--- DATA SHOWN ---

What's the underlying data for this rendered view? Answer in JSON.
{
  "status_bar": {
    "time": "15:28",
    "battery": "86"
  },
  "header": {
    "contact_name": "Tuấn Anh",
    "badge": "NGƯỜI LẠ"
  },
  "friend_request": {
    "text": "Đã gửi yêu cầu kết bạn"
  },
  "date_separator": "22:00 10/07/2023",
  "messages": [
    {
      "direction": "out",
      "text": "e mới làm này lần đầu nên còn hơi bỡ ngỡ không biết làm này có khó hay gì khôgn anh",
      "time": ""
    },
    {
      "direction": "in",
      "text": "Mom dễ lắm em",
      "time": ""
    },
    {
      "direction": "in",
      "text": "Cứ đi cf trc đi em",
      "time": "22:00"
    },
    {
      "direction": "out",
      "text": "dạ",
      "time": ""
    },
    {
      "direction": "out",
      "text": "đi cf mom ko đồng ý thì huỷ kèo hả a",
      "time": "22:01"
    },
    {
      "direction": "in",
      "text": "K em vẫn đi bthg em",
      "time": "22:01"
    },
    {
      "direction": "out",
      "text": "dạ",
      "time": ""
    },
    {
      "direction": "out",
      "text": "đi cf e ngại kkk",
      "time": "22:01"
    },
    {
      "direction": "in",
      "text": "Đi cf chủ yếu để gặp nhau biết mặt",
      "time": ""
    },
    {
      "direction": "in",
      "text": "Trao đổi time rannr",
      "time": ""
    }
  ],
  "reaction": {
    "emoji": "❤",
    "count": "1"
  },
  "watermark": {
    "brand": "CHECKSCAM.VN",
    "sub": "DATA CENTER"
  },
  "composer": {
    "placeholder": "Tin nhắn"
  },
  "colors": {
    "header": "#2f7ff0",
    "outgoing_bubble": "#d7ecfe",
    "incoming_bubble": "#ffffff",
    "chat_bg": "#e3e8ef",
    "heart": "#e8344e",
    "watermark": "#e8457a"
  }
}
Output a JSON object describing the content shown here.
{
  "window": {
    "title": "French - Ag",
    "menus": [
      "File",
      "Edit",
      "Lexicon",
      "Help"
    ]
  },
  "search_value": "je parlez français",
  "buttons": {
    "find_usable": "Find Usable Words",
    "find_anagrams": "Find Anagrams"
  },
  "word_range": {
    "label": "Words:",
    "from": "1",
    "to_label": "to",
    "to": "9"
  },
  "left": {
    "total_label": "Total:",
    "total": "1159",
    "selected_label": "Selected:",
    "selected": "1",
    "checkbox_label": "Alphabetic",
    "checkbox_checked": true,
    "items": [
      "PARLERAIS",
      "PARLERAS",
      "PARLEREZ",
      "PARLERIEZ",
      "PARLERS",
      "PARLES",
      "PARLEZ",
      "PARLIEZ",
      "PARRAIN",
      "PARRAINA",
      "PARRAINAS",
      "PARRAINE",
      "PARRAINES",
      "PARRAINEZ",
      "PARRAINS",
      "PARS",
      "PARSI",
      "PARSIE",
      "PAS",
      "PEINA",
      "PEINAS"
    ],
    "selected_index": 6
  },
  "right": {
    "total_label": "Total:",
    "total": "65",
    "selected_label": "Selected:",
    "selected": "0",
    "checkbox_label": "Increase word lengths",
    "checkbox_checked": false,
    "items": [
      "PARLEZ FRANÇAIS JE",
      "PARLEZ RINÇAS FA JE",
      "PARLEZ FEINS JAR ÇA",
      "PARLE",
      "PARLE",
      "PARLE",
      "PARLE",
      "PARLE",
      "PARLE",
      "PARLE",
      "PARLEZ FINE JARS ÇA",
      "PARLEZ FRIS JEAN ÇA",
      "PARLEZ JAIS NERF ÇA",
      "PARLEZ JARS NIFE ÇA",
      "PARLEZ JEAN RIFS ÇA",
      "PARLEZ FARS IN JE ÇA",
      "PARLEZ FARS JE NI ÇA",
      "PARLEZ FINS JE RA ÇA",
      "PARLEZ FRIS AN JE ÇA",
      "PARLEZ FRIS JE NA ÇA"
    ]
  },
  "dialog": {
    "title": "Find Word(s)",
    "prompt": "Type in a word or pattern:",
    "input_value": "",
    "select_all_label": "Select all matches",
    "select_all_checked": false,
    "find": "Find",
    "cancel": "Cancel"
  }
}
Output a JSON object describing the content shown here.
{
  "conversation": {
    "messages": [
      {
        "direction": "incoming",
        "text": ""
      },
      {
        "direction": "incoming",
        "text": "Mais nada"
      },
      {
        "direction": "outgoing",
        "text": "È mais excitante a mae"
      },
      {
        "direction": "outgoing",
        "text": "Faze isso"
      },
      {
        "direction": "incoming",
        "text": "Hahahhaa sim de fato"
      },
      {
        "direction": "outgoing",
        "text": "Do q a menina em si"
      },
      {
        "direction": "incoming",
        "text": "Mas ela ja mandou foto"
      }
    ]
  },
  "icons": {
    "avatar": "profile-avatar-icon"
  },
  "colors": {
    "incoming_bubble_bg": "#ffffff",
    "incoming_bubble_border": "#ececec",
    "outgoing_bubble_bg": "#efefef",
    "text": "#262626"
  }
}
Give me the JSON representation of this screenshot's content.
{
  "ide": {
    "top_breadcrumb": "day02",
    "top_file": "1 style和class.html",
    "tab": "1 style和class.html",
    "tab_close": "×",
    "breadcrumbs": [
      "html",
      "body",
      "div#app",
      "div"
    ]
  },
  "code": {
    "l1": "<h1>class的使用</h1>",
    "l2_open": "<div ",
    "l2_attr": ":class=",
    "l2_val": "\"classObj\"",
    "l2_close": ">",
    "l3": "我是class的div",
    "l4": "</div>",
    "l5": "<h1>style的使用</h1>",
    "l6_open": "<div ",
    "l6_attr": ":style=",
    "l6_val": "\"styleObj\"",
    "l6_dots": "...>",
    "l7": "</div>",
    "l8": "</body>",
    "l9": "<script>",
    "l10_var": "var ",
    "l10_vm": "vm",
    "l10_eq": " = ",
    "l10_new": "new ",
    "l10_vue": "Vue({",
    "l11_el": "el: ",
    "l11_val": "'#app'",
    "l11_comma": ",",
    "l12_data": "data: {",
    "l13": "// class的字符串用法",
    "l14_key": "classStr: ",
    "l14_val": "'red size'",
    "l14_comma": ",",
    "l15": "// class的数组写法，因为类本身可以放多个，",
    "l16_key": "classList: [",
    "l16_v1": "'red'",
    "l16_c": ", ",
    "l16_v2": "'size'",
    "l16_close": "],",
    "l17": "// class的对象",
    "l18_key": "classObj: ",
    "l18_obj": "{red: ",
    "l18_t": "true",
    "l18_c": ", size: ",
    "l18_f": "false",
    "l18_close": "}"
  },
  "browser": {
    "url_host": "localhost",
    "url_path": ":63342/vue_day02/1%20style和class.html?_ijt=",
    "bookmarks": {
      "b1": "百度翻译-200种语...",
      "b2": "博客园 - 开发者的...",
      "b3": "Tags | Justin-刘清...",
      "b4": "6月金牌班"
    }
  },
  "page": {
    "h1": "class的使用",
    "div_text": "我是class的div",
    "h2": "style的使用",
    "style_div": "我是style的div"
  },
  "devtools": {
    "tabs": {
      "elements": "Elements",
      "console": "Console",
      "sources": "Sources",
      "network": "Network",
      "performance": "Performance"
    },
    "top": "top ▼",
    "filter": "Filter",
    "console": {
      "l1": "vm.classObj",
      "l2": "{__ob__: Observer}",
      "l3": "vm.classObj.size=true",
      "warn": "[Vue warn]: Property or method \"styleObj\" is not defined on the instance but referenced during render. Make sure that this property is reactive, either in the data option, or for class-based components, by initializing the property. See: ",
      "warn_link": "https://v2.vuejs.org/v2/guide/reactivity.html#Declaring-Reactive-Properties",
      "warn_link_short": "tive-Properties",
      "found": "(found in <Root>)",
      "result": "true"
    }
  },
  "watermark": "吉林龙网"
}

---

## WHAT IS NEEDED
Nothing in the data may differ; print all of it exactly as written.

## TASK RESPONSE
What's the underlying data for this rendered view? Answer in JSON.
{
  "status_bar": {
    "time": "15:28",
    "battery": "86"
  },
  "header": {
    "contact_name": "Tuấn Anh",
    "badge": "NGƯỜI LẠ"
  },
  "friend_request": {
    "text": "Đã gửi yêu cầu kết bạn"
  },
  "date_separator": "22:00 10/07/2023",
  "messages": [
    {
      "direction": "out",
      "text": "e mới làm này lần đầu nên còn hơi bỡ ngỡ không biết làm này có khó hay gì khôgn anh",
      "time": ""
    },
    {
      "direction": "in",
      "text": "Mom dễ lắm em",
      "time": ""
    },
    {
      "direction": "in",
      "text": "Cứ đi cf trc đi em",
      "time": "22:00"
    },
    {
      "direction": "out",
      "text": "dạ",
      "time": ""
    },
    {
      "direction": "out",
      "text": "đi cf mom ko đồng ý thì huỷ kèo hả a",
      "time": "22:01"
    },
    {
      "direction": "in",
      "text": "K em vẫn đi bthg em",
      "time": "22:01"
    },
    {
      "direction": "out",
      "text": "dạ",
      "time": ""
    },
    {
      "direction": "out",
      "text": "đi cf e ngại kkk",
      "time": "22:01"
    },
    {
      "direction": "in",
      "text": "Đi cf chủ yếu để gặp nhau biết mặt",
      "time": ""
    },
    {
      "direction": "in",
      "text": "Trao đổi time rannr",
      "time": ""
    }
  ],
  "reaction": {
    "emoji": "❤",
    "count": "1"
  },
  "watermark": {
    "brand": "CHECKSCAM.VN",
    "sub": "DATA CENTER"
  },
  "composer": {
    "placeholder": "Tin nhắn"
  },
  "colors": {
    "header": "#2f7ff0",
    "outgoing_bubble": "#d7ecfe",
    "incoming_bubble": "#ffffff",
    "chat_bg": "#e3e8ef",
    "heart": "#e8344e",
    "watermark": "#e8457a"
  }
}
Output a JSON object describing the content shown here.
{
  "window": {
    "title": "French - Ag",
    "menus": [
      "File",
      "Edit",
      "Lexicon",
      "Help"
    ]
  },
  "search_value": "je parlez français",
  "buttons": {
    "find_usable": "Find Usable Words",
    "find_anagrams": "Find Anagrams"
  },
  "word_range": {
    "label": "Words:",
    "from": "1",
    "to_label": "to",
    "to": "9"
  },
  "left": {
    "total_label": "Total:",
    "total": "1159",
    "selected_label": "Selected:",
    "selected": "1",
    "checkbox_label": "Alphabetic",
    "checkbox_checked": true,
    "items": [
      "PARLERAIS",
      "PARLERAS",
      "PARLEREZ",
      "PARLERIEZ",
      "PARLERS",
      "PARLES",
      "PARLEZ",
      "PARLIEZ",
      "PARRAIN",
      "PARRAINA",
      "PARRAINAS",
      "PARRAINE",
      "PARRAINES",
      "PARRAINEZ",
      "PARRAINS",
      "PARS",
      "PARSI",
      "PARSIE",
      "PAS",
      "PEINA",
      "PEINAS"
    ],
    "selected_index": 6
  },
  "right": {
    "total_label": "Total:",
    "total": "65",
    "selected_label": "Selected:",
    "selected": "0",
    "checkbox_label": "Increase word lengths",
    "checkbox_checked": false,
    "items": [
      "PARLEZ FRANÇAIS JE",
      "PARLEZ RINÇAS FA JE",
      "PARLEZ FEINS JAR ÇA",
      "PARLE",
      "PARLE",
      "PARLE",
      "PARLE",
      "PARLE",
      "PARLE",
      "PARLE",
      "PARLEZ FINE JARS ÇA",
      "PARLEZ FRIS JEAN ÇA",
      "PARLEZ JAIS NERF ÇA",
      "PARLEZ JARS NIFE ÇA",
      "PARLEZ JEAN RIFS ÇA",
      "PARLEZ FARS IN JE ÇA",
      "PARLEZ FARS JE NI ÇA",
      "PARLEZ FINS JE RA ÇA",
      "PARLEZ FRIS AN JE ÇA",
      "PARLEZ FRIS JE NA ÇA"
    ]
  },
  "dialog": {
    "title": "Find Word(s)",
    "prompt": "Type in a word or pattern:",
    "input_value": "",
    "select_all_label": "Select all matches",
    "select_all_checked": false,
    "find": "Find",
    "cancel": "Cancel"
  }
}
Output a JSON object describing the content shown here.
{
  "conversation": {
    "messages": [
      {
        "direction": "incoming",
        "text": ""
      },
      {
        "direction": "incoming",
        "text": "Mais nada"
      },
      {
        "direction": "outgoing",
        "text": "È mais excitante a mae"
      },
      {
        "direction": "outgoing",
        "text": "Faze isso"
      },
      {
        "direction": "incoming",
        "text": "Hahahhaa sim de fato"
      },
      {
        "direction": "outgoing",
        "text": "Do q a menina em si"
      },
      {
        "direction": "incoming",
        "text": "Mas ela ja mandou foto"
      }
    ]
  },
  "icons": {
    "avatar": "profile-avatar-icon"
  },
  "colors": {
    "incoming_bubble_bg": "#ffffff",
    "incoming_bubble_border": "#ececec",
    "outgoing_bubble_bg": "#efefef",
    "text": "#262626"
  }
}
Give me the JSON representation of this screenshot's content.
{
  "ide": {
    "top_breadcrumb": "day02",
    "top_file": "1 style和class.html",
    "tab": "1 style和class.html",
    "tab_close": "×",
    "breadcrumbs": [
      "html",
      "body",
      "div#app",
      "div"
    ]
  },
  "code": {
    "l1": "<h1>class的使用</h1>",
    "l2_open": "<div ",
    "l2_attr": ":class=",
    "l2_val": "\"classObj\"",
    "l2_close": ">",
    "l3": "我是class的div",
    "l4": "</div>",
    "l5": "<h1>style的使用</h1>",
    "l6_open": "<div ",
    "l6_attr": ":style=",
    "l6_val": "\"styleObj\"",
    "l6_dots": "...>",
    "l7": "</div>",
    "l8": "</body>",
    "l9": "<script>",
    "l10_var": "var ",
    "l10_vm": "vm",
    "l10_eq": " = ",
    "l10_new": "new ",
    "l10_vue": "Vue({",
    "l11_el": "el: ",
    "l11_val": "'#app'",
    "l11_comma": ",",
    "l12_data": "data: {",
    "l13": "// class的字符串用法",
    "l14_key": "classStr: ",
    "l14_val": "'red size'",
    "l14_comma": ",",
    "l15": "// class的数组写法，因为类本身可以放多个，",
    "l16_key": "classList: [",
    "l16_v1": "'red'",
    "l16_c": ", ",
    "l16_v2": "'size'",
    "l16_close": "],",
    "l17": "// class的对象",
    "l18_key": "classObj: ",
    "l18_obj": "{red: ",
    "l18_t": "true",
    "l18_c": ", size: ",
    "l18_f": "false",
    "l18_close": "}"
  },
  "browser": {
    "url_host": "localhost",
    "url_path": ":63342/vue_day02/1%20style和class.html?_ijt=",
    "bookmarks": {
      "b1": "百度翻译-200种语...",
      "b2": "博客园 - 开发者的...",
      "b3": "Tags | Justin-刘清...",
      "b4": "6月金牌班"
    }
  },
  "page": {
    "h1": "class的使用",
    "div_text": "我是class的div",
    "h2": "style的使用",
    "style_div": "我是style的div"
  },
  "devtools": {
    "tabs": {
      "elements": "Elements",
      "console": "Console",
      "sources": "Sources",
      "network": "Network",
      "performance": "Performance"
    },
    "top": "top ▼",
    "filter": "Filter",
    "console": {
      "l1": "vm.classObj",
      "l2": "{__ob__: Observer}",
      "l3": "vm.classObj.size=true",
      "warn": "[Vue warn]: Property or method \"styleObj\" is not defined on the instance but referenced during render. Make sure that this property is reactive, either in the data option, or for class-based components, by initializing the property. See: ",
      "warn_link": "https://v2.vuejs.org/v2/guide/reactivity.html#Declaring-Reactive-Properties",
      "warn_link_short": "tive-Properties",
      "found": "(found in <Root>)",
      "result": "true"
    }
  },
  "watermark": "吉林龙网"
}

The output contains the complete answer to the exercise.